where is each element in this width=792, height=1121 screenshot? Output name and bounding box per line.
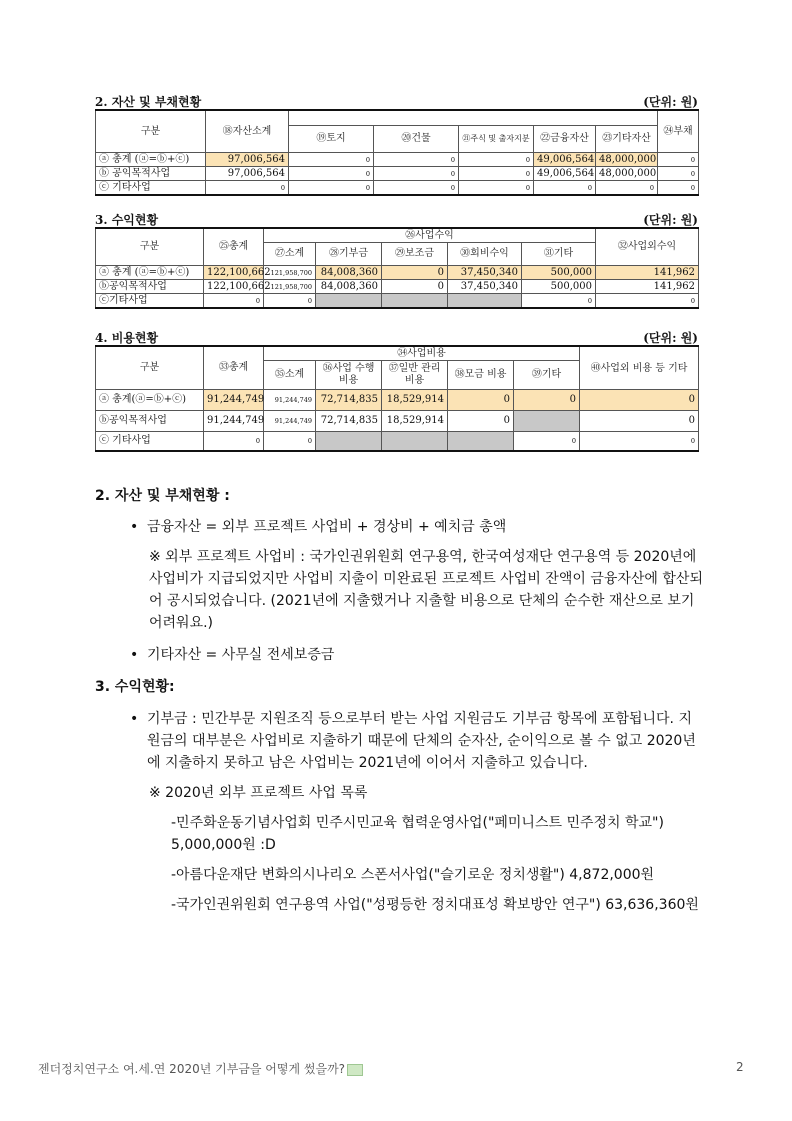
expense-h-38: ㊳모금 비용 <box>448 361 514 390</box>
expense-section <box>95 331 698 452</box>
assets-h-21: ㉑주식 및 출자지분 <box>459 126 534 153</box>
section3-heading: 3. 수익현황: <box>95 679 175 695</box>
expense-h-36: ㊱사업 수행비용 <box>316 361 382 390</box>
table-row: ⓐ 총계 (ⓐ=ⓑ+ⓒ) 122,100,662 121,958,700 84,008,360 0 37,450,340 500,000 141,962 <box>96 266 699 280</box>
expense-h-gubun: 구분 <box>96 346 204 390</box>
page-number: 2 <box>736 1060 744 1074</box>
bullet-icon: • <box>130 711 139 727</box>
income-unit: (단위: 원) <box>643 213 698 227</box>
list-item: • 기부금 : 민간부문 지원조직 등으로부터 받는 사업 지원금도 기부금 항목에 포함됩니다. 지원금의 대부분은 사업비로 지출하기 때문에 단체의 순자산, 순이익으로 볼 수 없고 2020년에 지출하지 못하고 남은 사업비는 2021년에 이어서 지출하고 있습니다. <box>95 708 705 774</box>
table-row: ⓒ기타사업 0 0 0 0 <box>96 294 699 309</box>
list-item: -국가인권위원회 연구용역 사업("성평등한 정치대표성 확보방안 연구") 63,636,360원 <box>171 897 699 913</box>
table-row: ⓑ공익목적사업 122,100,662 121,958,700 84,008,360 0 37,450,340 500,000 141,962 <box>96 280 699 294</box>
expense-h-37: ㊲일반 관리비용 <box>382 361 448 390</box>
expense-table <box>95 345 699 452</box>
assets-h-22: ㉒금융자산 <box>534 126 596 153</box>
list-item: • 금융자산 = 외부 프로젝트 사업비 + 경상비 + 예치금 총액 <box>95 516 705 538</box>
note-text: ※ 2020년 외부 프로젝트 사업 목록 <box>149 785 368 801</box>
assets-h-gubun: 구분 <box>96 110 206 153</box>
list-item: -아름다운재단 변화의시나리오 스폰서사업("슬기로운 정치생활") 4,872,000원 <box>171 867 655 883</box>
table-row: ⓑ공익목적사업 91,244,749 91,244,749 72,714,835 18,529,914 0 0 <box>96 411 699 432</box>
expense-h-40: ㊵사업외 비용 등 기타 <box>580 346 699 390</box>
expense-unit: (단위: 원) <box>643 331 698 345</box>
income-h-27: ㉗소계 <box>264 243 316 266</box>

Stated task —
Copy out every line of the material above word for word, leaving out the pictures.

Completed exercise —
where is each element in this width=792, height=1121 screenshot? Output name and bounding box per line.
expense-h-38: ㊳모금 비용 <box>448 361 514 390</box>
expense-section <box>95 331 698 452</box>
assets-h-21: ㉑주식 및 출자지분 <box>459 126 534 153</box>
section3-heading: 3. 수익현황: <box>95 679 175 695</box>
expense-h-36: ㊱사업 수행비용 <box>316 361 382 390</box>
table-row: ⓐ 총계 (ⓐ=ⓑ+ⓒ) 122,100,662 121,958,700 84,008,360 0 37,450,340 500,000 141,962 <box>96 266 699 280</box>
expense-h-gubun: 구분 <box>96 346 204 390</box>
page-number: 2 <box>736 1060 744 1074</box>
bullet-icon: • <box>130 711 139 727</box>
income-unit: (단위: 원) <box>643 213 698 227</box>
list-item: • 기부금 : 민간부문 지원조직 등으로부터 받는 사업 지원금도 기부금 항목에 포함됩니다. 지원금의 대부분은 사업비로 지출하기 때문에 단체의 순자산, 순이익으로 볼 수 없고 2020년에 지출하지 못하고 남은 사업비는 2021년에 이어서 지출하고 있습니다. <box>95 708 705 774</box>
table-row: ⓒ기타사업 0 0 0 0 <box>96 294 699 309</box>
list-item: -국가인권위원회 연구용역 사업("성평등한 정치대표성 확보방안 연구") 63,636,360원 <box>171 897 699 913</box>
table-row: ⓑ공익목적사업 122,100,662 121,958,700 84,008,360 0 37,450,340 500,000 141,962 <box>96 280 699 294</box>
expense-h-37: ㊲일반 관리비용 <box>382 361 448 390</box>
expense-table <box>95 345 699 452</box>
assets-h-22: ㉒금융자산 <box>534 126 596 153</box>
list-item: • 금융자산 = 외부 프로젝트 사업비 + 경상비 + 예치금 총액 <box>95 516 705 538</box>
note-text: ※ 2020년 외부 프로젝트 사업 목록 <box>149 785 368 801</box>
assets-h-gubun: 구분 <box>96 110 206 153</box>
list-item: -아름다운재단 변화의시나리오 스폰서사업("슬기로운 정치생활") 4,872,000원 <box>171 867 655 883</box>
table-row: ⓑ공익목적사업 91,244,749 91,244,749 72,714,835 18,529,914 0 0 <box>96 411 699 432</box>
expense-h-40: ㊵사업외 비용 등 기타 <box>580 346 699 390</box>
expense-unit: (단위: 원) <box>643 331 698 345</box>
income-h-27: ㉗소계 <box>264 243 316 266</box>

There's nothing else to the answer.